> [Work to do]: Extract every line that contains the string "Kadıköy".
## START Data section
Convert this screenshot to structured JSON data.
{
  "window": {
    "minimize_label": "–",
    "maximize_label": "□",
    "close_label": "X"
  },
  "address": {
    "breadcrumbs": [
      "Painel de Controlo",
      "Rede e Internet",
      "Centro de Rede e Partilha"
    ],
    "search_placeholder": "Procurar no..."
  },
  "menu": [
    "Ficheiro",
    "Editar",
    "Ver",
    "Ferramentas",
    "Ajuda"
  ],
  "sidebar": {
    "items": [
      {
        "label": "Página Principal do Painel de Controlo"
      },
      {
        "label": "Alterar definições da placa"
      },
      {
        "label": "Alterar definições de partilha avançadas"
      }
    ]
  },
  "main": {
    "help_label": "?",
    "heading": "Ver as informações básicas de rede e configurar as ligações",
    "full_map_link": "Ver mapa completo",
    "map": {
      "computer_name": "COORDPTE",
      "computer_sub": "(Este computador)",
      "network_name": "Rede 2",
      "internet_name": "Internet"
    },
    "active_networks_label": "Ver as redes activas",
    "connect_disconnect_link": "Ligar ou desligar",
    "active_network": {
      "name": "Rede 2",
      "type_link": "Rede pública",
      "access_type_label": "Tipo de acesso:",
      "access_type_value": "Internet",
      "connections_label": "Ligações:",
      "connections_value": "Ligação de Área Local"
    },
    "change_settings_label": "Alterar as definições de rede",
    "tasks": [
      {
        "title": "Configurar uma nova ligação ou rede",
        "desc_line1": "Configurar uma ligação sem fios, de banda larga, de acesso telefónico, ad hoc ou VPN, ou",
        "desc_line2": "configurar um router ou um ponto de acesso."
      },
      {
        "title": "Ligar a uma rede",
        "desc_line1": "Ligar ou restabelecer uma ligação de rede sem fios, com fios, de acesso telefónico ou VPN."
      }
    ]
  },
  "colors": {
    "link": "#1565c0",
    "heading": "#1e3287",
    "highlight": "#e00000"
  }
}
## END Data section
## START Data section
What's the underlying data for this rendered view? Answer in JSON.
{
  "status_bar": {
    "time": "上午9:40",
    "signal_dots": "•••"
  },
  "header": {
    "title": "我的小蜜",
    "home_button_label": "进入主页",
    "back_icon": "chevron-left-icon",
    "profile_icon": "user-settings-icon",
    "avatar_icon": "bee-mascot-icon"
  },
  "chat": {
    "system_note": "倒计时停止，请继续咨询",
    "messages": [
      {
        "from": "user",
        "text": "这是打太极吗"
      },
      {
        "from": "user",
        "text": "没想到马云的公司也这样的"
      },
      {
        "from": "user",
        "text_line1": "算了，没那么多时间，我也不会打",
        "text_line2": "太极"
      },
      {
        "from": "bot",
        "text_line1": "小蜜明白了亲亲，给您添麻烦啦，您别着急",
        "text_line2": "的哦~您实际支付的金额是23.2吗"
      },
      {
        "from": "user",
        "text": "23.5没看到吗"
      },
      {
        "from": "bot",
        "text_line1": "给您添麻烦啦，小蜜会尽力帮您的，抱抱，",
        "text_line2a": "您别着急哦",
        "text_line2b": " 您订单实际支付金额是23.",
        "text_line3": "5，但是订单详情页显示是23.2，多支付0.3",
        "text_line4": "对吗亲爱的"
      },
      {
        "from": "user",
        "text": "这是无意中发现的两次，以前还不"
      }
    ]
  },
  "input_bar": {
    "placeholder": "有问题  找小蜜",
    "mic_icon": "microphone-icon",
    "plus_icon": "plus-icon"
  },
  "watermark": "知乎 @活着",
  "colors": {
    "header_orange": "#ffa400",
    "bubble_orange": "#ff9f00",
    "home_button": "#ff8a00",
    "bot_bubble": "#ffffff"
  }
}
## END Data section
## START Data section
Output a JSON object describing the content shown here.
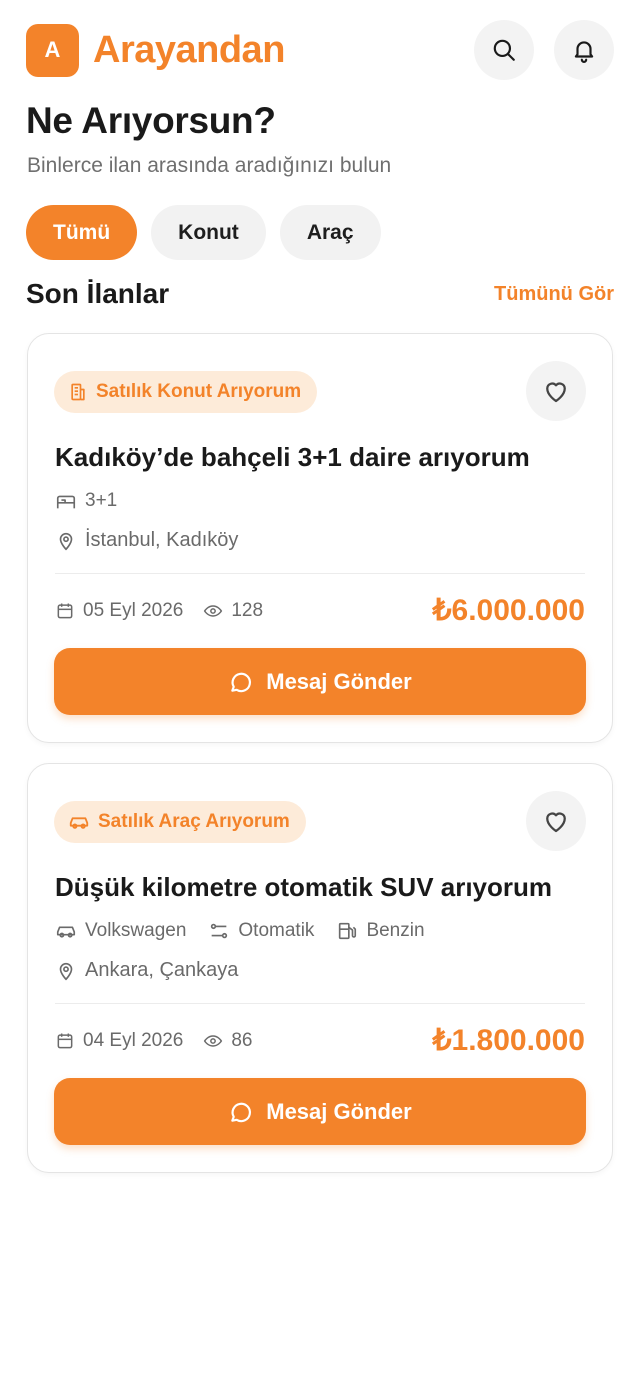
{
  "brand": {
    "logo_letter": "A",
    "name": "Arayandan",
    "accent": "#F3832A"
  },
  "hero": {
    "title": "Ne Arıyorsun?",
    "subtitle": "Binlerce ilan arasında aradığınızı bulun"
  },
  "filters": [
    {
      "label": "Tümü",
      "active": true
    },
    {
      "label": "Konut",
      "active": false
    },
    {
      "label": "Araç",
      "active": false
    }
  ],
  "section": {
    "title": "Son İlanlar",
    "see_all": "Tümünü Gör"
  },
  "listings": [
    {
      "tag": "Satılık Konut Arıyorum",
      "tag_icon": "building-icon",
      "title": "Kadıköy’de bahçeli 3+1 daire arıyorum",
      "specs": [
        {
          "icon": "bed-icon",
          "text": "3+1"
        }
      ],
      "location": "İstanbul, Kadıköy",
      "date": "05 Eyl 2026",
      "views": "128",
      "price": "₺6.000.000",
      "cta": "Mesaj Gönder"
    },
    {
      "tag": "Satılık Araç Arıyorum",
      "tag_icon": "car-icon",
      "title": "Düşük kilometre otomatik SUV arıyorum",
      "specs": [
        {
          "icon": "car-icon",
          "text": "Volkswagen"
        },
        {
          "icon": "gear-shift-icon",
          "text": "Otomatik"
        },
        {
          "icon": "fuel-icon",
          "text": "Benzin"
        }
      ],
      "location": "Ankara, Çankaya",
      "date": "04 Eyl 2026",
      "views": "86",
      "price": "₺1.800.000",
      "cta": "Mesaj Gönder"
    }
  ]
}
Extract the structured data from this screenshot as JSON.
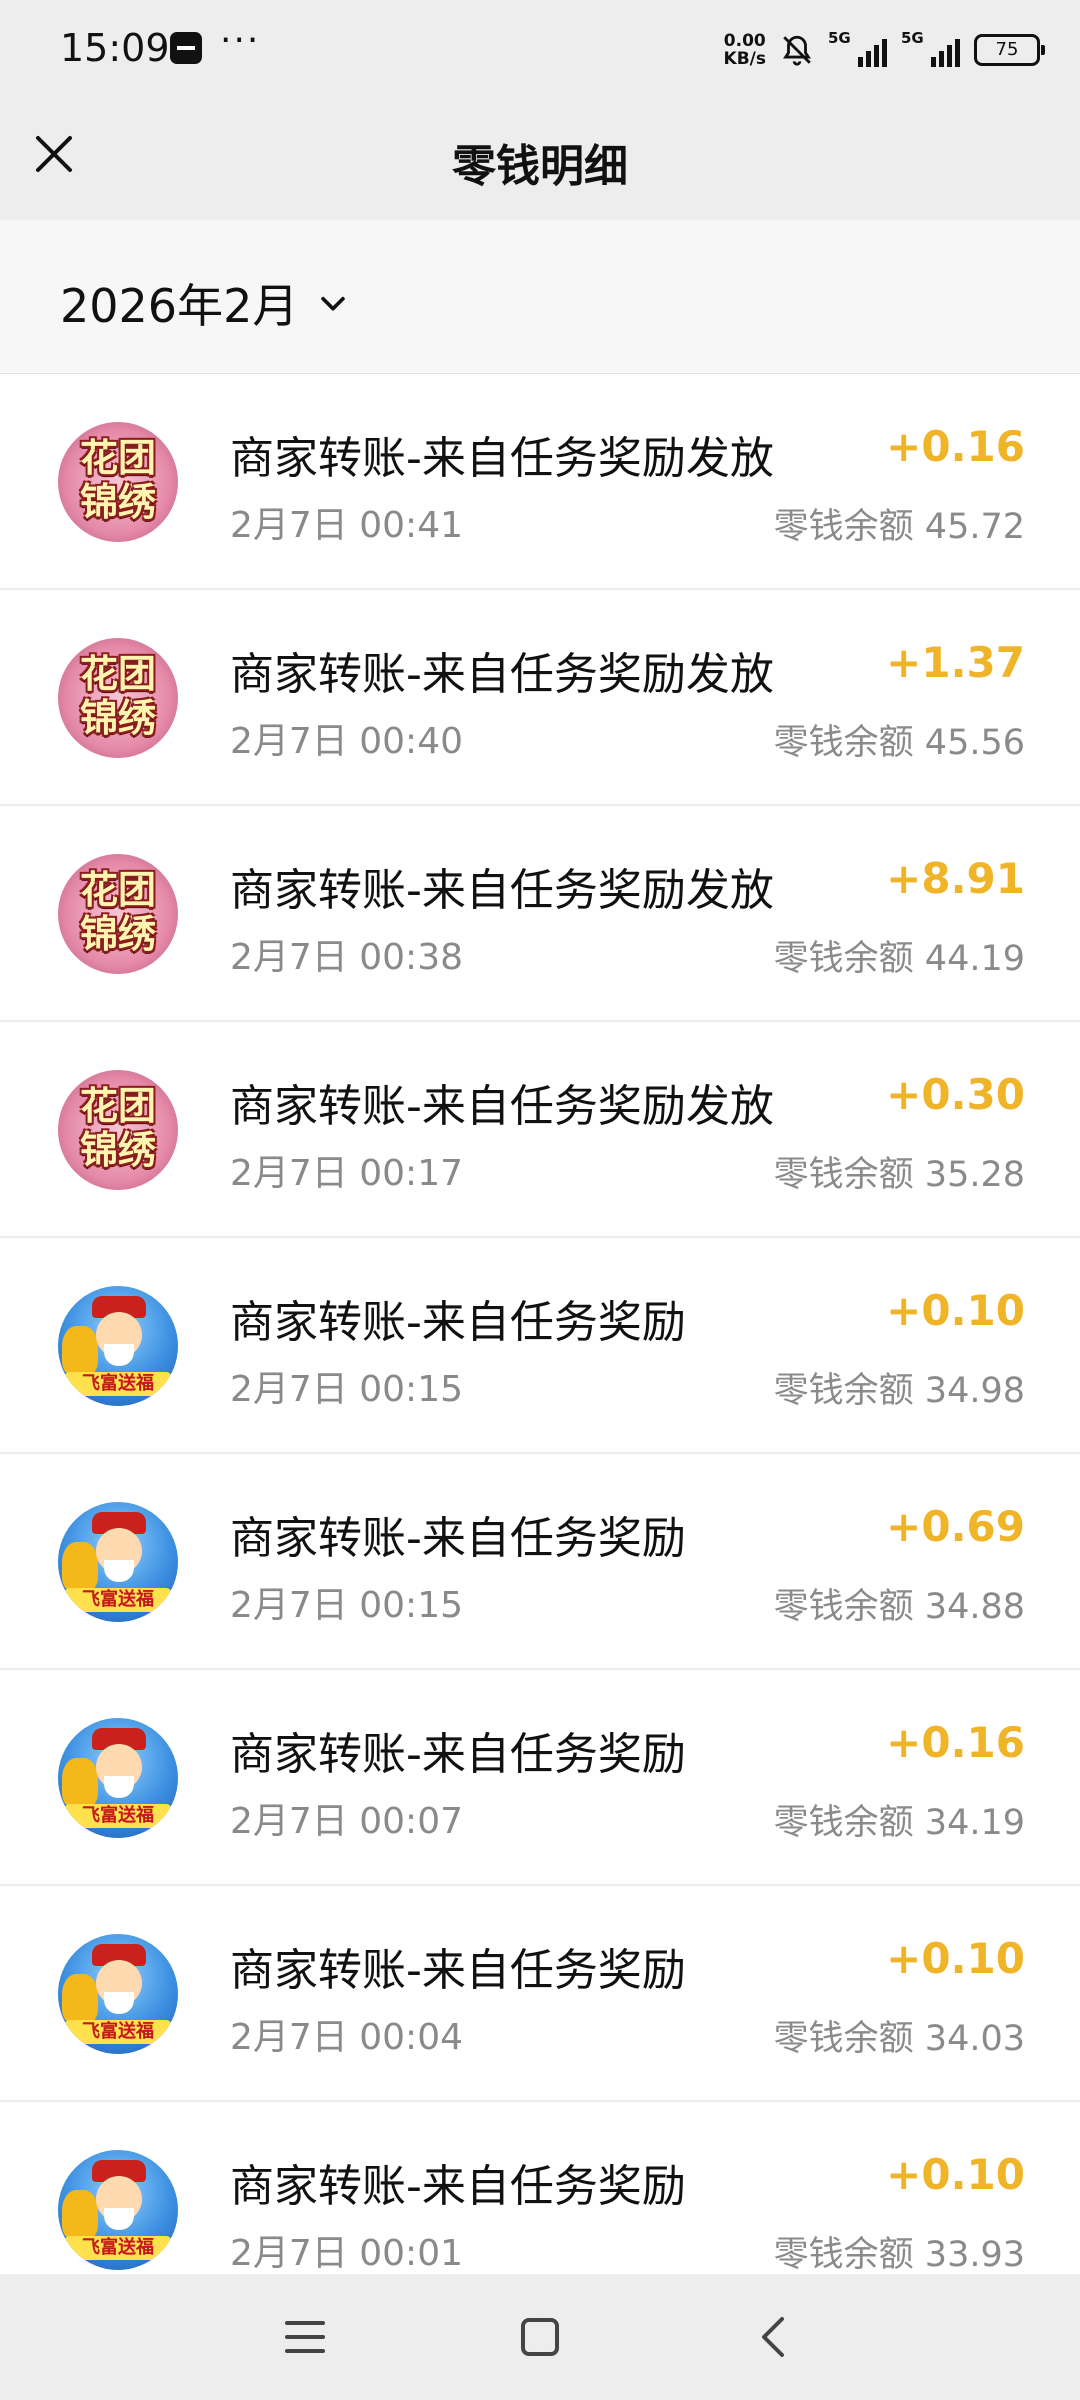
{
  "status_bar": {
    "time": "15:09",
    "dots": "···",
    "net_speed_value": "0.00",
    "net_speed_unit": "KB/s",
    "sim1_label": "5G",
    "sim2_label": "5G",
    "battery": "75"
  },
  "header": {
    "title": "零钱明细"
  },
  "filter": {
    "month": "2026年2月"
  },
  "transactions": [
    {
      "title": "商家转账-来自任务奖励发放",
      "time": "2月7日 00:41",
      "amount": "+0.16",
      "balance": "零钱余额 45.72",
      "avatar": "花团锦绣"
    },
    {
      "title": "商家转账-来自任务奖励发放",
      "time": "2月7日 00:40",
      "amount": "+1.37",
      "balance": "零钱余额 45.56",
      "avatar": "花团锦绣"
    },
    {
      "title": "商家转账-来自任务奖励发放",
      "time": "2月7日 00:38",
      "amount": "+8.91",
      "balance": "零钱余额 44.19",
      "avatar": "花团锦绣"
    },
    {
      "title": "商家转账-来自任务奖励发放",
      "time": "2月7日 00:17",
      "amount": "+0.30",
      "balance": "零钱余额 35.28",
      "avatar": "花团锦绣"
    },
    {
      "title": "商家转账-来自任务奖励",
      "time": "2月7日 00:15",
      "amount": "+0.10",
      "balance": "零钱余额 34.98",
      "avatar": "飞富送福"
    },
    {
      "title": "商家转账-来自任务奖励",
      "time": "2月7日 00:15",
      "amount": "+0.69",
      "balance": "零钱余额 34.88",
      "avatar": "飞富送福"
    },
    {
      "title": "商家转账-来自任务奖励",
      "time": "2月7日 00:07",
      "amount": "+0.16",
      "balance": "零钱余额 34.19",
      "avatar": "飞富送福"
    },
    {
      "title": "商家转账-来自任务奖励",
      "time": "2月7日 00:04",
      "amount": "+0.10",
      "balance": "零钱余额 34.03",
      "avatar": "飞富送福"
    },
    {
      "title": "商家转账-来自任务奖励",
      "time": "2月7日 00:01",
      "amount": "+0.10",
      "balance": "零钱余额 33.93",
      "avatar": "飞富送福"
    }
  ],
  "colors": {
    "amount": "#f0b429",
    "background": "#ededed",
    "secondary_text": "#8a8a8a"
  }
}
## END Data section
> [Task result]:
      "title": "Kadıköy’de bahçeli 3+1 daire arıyorum",
      "location": "İstanbul, Kadıköy",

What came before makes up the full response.